WHAT IS NEEDED
Output the material below unchanged, apart from leaving out the pictures.

STORED DATA

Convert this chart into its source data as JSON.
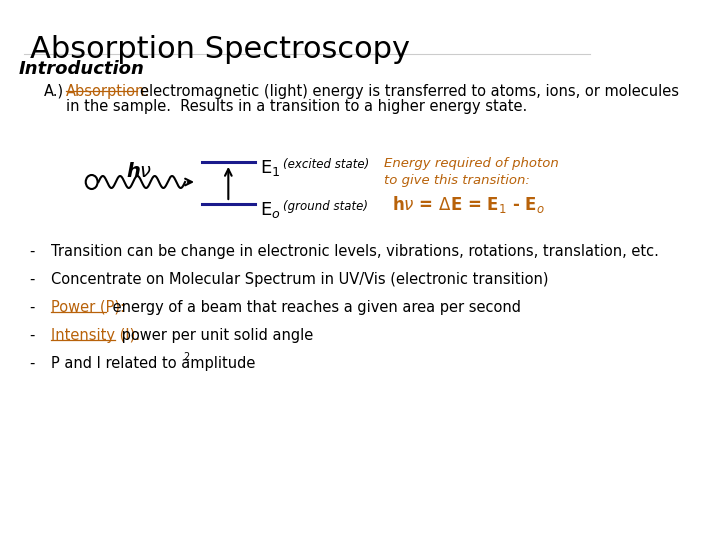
{
  "title": "Absorption Spectroscopy",
  "subtitle": "Introduction",
  "bg_color": "#ffffff",
  "title_color": "#000000",
  "subtitle_color": "#000000",
  "orange_color": "#b8620a",
  "dark_blue": "#1a1a8c",
  "black": "#000000",
  "title_fontsize": 22,
  "subtitle_fontsize": 13,
  "body_fontsize": 10.5,
  "bullet_A_line1": "electromagnetic (light) energy is transferred to atoms, ions, or molecules",
  "bullet_A_line2": "in the sample.  Results in a transition to a higher energy state.",
  "bullet1": "Transition can be change in electronic levels, vibrations, rotations, translation, etc.",
  "bullet2": "Concentrate on Molecular Spectrum in UV/Vis (electronic transition)",
  "bullet3_orange": "Power (P):",
  "bullet3_rest": " energy of a beam that reaches a given area per second",
  "bullet4_orange": "Intensity (I):",
  "bullet4_rest": " power per unit solid angle",
  "bullet5": "P and I related to amplitude"
}
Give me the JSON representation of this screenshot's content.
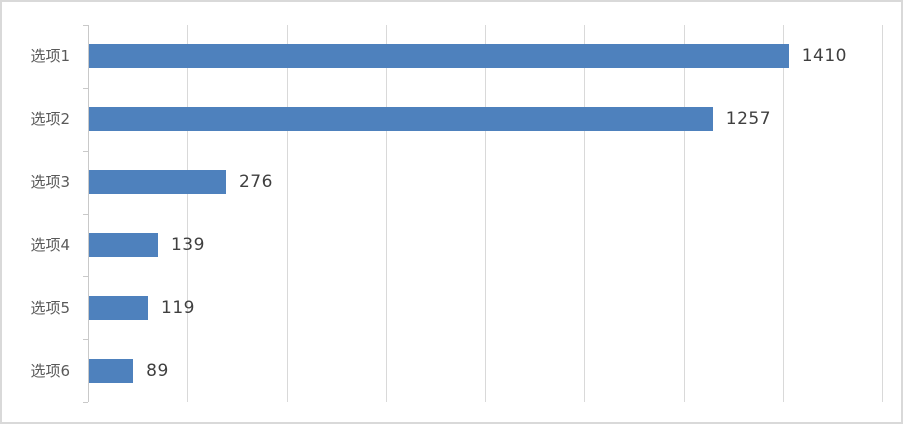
{
  "chart_data": {
    "type": "bar",
    "orientation": "horizontal",
    "title": "",
    "xlabel": "",
    "ylabel": "",
    "categories": [
      "选项1",
      "选项2",
      "选项3",
      "选项4",
      "选项5",
      "选项6"
    ],
    "values": [
      1410,
      1257,
      276,
      139,
      119,
      89
    ],
    "xlim": [
      0,
      1600
    ],
    "grid_step": 200,
    "grid": true,
    "legend": false,
    "axis_tick_labels_visible": false,
    "data_labels_visible": true
  },
  "style": {
    "bar_color": "#4e81bd",
    "grid_color": "#d9d9d9",
    "axis_color": "#c9c9c9",
    "tick_color": "#c9c9c9",
    "frame_border_color": "#d9d9d9",
    "background_color": "#ffffff",
    "category_text_color": "#595959",
    "value_text_color": "#3f3f3f"
  }
}
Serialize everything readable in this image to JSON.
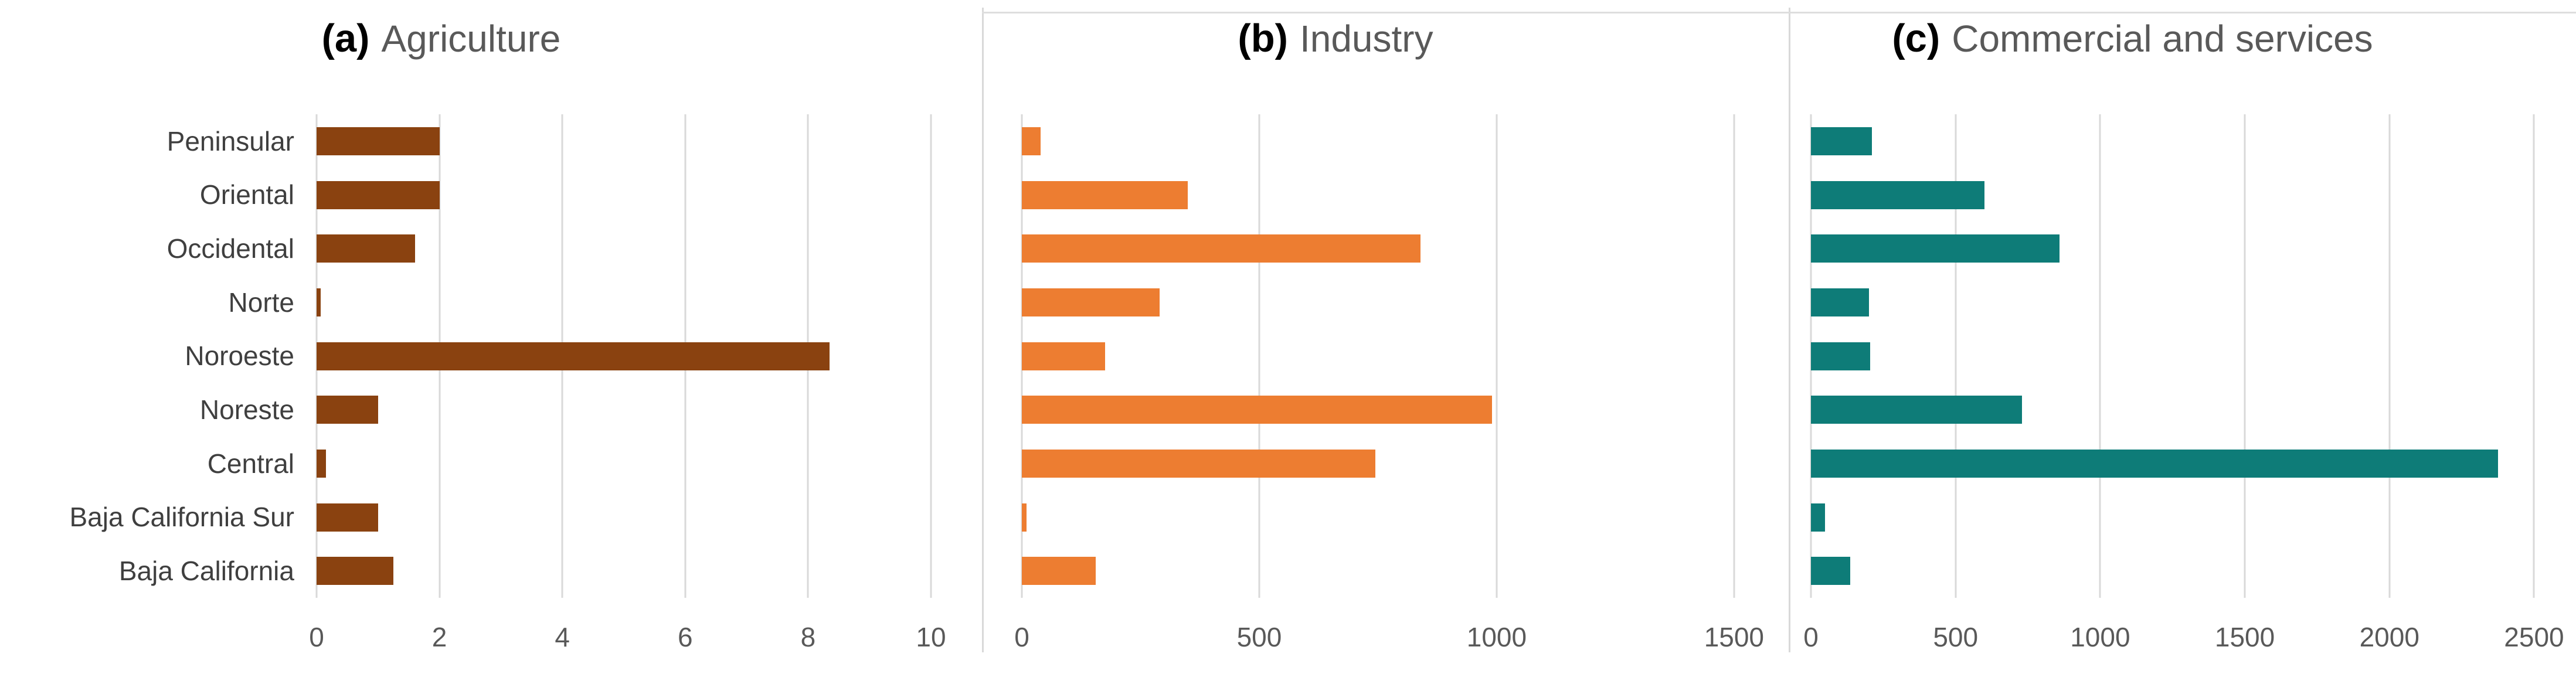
{
  "figure": {
    "background": "#ffffff",
    "separator_color": "#d9d9d9",
    "gridline_color": "#d9d9d9",
    "top_border_color": "#dedede",
    "tick_label_color": "#595959",
    "category_label_color": "#3f3f3f",
    "title_text_color": "#595959",
    "title_prefix_color": "#000000"
  },
  "chart_data": {
    "type": "bar",
    "orientation": "horizontal",
    "grid": "vertical",
    "legend": null,
    "categories": [
      "Peninsular",
      "Oriental",
      "Occidental",
      "Norte",
      "Noroeste",
      "Noreste",
      "Central",
      "Baja California Sur",
      "Baja California"
    ],
    "charts": [
      {
        "id": "a",
        "title_prefix": "(a)",
        "title": "Agriculture",
        "bar_color": "#8a4210",
        "xlim": [
          0,
          10
        ],
        "ticks": [
          0,
          2,
          4,
          6,
          8,
          10
        ],
        "values": [
          2,
          2,
          1.6,
          0.07,
          8.35,
          1,
          0.15,
          1,
          1.25
        ]
      },
      {
        "id": "b",
        "title_prefix": "(b)",
        "title": "Industry",
        "bar_color": "#ed7d31",
        "xlim": [
          0,
          1500
        ],
        "ticks": [
          0,
          500,
          1000,
          1500
        ],
        "values": [
          40,
          350,
          840,
          290,
          175,
          990,
          745,
          10,
          155
        ]
      },
      {
        "id": "c",
        "title_prefix": "(c)",
        "title": "Commercial and services",
        "bar_color": "#0e7c78",
        "xlim": [
          0,
          2500
        ],
        "ticks": [
          0,
          500,
          1000,
          1500,
          2000,
          2500
        ],
        "values": [
          210,
          600,
          860,
          200,
          205,
          730,
          2375,
          48,
          135
        ]
      }
    ]
  }
}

RESPONSE TO THIS TASK
Convert this chart into its source data as JSON.
{
  "title": "Absorption Spectroscopy",
  "subtitle": "Introduction",
  "bg_color": "#ffffff",
  "title_color": "#000000",
  "subtitle_color": "#000000",
  "orange_color": "#b8620a",
  "dark_blue": "#1a1a8c",
  "black": "#000000",
  "title_fontsize": 22,
  "subtitle_fontsize": 13,
  "body_fontsize": 10.5,
  "bullet_A_line1": "electromagnetic (light) energy is transferred to atoms, ions, or molecules",
  "bullet_A_line2": "in the sample.  Results in a transition to a higher energy state.",
  "bullet1": "Transition can be change in electronic levels, vibrations, rotations, translation, etc.",
  "bullet2": "Concentrate on Molecular Spectrum in UV/Vis (electronic transition)",
  "bullet3_orange": "Power (P):",
  "bullet3_rest": " energy of a beam that reaches a given area per second",
  "bullet4_orange": "Intensity (I):",
  "bullet4_rest": " power per unit solid angle",
  "bullet5": "P and I related to amplitude"
}
Give me the JSON representation of this screenshot's content.
{
  "chart_data": {
    "type": "bar",
    "orientation": "horizontal",
    "title": "",
    "xlabel": "",
    "ylabel": "",
    "categories": [
      "选项1",
      "选项2",
      "选项3",
      "选项4",
      "选项5",
      "选项6"
    ],
    "values": [
      1410,
      1257,
      276,
      139,
      119,
      89
    ],
    "xlim": [
      0,
      1600
    ],
    "grid_step": 200,
    "grid": true,
    "legend": false,
    "axis_tick_labels_visible": false,
    "data_labels_visible": true
  },
  "style": {
    "bar_color": "#4e81bd",
    "grid_color": "#d9d9d9",
    "axis_color": "#c9c9c9",
    "tick_color": "#c9c9c9",
    "frame_border_color": "#d9d9d9",
    "background_color": "#ffffff",
    "category_text_color": "#595959",
    "value_text_color": "#3f3f3f"
  }
}
Serialize everything readable in this image to JSON.
{
  "figure": {
    "background": "#ffffff",
    "separator_color": "#d9d9d9",
    "gridline_color": "#d9d9d9",
    "top_border_color": "#dedede",
    "tick_label_color": "#595959",
    "category_label_color": "#3f3f3f",
    "title_text_color": "#595959",
    "title_prefix_color": "#000000"
  },
  "chart_data": {
    "type": "bar",
    "orientation": "horizontal",
    "grid": "vertical",
    "legend": null,
    "categories": [
      "Peninsular",
      "Oriental",
      "Occidental",
      "Norte",
      "Noroeste",
      "Noreste",
      "Central",
      "Baja California Sur",
      "Baja California"
    ],
    "charts": [
      {
        "id": "a",
        "title_prefix": "(a)",
        "title": "Agriculture",
        "bar_color": "#8a4210",
        "xlim": [
          0,
          10
        ],
        "ticks": [
          0,
          2,
          4,
          6,
          8,
          10
        ],
        "values": [
          2,
          2,
          1.6,
          0.07,
          8.35,
          1,
          0.15,
          1,
          1.25
        ]
      },
      {
        "id": "b",
        "title_prefix": "(b)",
        "title": "Industry",
        "bar_color": "#ed7d31",
        "xlim": [
          0,
          1500
        ],
        "ticks": [
          0,
          500,
          1000,
          1500
        ],
        "values": [
          40,
          350,
          840,
          290,
          175,
          990,
          745,
          10,
          155
        ]
      },
      {
        "id": "c",
        "title_prefix": "(c)",
        "title": "Commercial and services",
        "bar_color": "#0e7c78",
        "xlim": [
          0,
          2500
        ],
        "ticks": [
          0,
          500,
          1000,
          1500,
          2000,
          2500
        ],
        "values": [
          210,
          600,
          860,
          200,
          205,
          730,
          2375,
          48,
          135
        ]
      }
    ]
  }
}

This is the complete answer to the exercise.